(Collected data entries)
═══

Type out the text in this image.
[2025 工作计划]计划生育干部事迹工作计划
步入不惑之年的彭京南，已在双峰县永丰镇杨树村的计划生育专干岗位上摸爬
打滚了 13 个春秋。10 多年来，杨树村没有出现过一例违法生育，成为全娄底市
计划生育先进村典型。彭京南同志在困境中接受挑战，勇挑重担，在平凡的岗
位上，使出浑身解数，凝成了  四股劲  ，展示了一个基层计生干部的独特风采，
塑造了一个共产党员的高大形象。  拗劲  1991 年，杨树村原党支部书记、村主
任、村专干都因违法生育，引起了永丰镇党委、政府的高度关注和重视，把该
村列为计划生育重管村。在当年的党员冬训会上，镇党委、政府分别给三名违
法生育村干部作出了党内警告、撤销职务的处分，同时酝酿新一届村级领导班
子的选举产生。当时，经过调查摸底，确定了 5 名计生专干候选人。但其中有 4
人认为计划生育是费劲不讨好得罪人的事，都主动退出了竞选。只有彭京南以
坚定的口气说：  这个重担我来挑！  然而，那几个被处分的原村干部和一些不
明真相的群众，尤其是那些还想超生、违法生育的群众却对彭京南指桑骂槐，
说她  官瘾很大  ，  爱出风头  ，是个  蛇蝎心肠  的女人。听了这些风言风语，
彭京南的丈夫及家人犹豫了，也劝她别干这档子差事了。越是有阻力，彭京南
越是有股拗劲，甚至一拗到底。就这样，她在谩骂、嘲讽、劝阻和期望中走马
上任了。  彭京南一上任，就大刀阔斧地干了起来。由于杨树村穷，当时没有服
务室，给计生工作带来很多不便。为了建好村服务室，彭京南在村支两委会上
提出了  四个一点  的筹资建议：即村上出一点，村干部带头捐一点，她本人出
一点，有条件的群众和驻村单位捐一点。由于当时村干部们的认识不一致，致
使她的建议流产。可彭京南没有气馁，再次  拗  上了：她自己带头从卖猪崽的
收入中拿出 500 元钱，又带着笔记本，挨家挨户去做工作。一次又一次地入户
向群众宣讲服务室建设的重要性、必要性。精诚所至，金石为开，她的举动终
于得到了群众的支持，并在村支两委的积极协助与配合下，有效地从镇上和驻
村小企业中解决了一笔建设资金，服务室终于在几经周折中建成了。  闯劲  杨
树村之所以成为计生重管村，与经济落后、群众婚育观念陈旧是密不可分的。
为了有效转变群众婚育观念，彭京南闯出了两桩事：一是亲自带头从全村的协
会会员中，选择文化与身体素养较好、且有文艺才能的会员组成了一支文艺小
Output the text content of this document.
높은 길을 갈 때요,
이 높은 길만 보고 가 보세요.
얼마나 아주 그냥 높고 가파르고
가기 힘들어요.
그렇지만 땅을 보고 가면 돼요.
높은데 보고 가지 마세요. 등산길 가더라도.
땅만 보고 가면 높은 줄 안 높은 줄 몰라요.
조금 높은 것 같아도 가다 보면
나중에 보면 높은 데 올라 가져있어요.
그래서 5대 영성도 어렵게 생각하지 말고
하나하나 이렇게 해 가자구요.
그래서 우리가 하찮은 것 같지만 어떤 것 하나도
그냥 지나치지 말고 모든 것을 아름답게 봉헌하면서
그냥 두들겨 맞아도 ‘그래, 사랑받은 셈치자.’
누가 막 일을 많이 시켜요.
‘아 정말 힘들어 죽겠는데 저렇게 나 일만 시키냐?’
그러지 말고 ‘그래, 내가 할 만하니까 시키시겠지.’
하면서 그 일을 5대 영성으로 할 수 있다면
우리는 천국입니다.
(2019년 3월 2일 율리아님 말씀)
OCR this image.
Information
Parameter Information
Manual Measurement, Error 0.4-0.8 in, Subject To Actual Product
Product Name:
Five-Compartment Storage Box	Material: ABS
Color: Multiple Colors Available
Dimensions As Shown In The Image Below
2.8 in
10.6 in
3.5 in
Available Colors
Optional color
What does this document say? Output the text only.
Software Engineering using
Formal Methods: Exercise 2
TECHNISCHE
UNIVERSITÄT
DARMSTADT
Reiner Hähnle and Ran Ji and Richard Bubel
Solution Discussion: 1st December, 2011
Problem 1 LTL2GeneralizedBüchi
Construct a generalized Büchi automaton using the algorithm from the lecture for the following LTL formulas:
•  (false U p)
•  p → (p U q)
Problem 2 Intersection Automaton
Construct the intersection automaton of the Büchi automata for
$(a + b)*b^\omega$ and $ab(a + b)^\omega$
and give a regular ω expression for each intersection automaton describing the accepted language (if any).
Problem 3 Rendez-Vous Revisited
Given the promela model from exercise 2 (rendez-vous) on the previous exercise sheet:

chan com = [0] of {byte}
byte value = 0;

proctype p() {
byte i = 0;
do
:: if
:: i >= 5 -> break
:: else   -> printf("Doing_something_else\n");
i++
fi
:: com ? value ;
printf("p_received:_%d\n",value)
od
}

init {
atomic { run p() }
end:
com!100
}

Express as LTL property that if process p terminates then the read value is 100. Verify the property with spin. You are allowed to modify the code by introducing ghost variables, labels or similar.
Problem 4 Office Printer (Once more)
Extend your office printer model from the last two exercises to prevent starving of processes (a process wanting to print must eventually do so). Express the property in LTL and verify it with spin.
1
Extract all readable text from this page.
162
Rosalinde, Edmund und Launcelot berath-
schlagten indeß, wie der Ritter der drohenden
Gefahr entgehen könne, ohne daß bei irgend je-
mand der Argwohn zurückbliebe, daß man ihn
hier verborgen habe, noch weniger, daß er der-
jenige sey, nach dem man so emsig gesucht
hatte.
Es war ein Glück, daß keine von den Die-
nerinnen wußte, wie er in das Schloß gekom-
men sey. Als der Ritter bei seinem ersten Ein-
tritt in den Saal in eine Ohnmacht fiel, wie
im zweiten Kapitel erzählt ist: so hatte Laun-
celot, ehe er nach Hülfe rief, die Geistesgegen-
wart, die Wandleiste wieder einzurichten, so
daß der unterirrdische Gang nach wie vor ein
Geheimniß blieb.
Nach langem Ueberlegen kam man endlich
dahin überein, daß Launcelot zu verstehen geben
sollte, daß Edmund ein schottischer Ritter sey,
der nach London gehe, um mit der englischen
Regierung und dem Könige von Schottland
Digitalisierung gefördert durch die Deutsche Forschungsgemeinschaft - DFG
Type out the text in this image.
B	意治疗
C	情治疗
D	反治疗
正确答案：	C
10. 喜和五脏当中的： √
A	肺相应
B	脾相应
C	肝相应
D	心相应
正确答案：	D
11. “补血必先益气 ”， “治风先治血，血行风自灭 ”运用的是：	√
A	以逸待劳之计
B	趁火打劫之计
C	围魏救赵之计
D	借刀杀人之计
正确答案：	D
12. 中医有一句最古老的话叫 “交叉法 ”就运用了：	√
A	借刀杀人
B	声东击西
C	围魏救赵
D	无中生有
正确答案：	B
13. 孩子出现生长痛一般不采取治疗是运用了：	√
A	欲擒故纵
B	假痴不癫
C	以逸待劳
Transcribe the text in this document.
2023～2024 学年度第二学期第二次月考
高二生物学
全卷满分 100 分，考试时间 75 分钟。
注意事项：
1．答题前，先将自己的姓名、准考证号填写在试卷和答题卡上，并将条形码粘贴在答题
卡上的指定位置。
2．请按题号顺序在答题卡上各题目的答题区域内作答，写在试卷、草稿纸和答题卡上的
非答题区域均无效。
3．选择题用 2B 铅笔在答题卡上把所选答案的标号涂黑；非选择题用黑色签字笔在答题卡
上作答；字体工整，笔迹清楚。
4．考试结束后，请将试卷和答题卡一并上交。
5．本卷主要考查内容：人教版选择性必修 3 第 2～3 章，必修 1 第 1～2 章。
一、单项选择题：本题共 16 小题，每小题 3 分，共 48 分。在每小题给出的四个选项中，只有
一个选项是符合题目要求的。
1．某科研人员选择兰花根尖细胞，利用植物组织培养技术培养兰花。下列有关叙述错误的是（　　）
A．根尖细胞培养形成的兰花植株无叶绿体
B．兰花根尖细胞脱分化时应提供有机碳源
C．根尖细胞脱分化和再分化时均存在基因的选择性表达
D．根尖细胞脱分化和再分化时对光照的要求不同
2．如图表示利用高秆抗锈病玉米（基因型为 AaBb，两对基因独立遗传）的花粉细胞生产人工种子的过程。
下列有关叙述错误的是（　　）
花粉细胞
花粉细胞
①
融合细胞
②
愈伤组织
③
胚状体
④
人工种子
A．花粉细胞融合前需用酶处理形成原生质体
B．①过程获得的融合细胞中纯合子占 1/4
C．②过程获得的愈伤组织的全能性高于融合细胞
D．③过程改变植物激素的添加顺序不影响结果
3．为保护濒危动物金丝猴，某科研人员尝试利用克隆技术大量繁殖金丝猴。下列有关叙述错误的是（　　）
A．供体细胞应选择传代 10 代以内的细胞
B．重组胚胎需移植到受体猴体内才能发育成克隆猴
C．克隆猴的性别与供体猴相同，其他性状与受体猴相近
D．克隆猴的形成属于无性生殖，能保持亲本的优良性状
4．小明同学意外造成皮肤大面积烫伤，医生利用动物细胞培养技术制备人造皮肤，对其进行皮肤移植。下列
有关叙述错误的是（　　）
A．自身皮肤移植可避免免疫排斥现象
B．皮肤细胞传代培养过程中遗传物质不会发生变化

═══

The lines to collect are those holding the string "Information"; copy them all.

Information
Parameter Information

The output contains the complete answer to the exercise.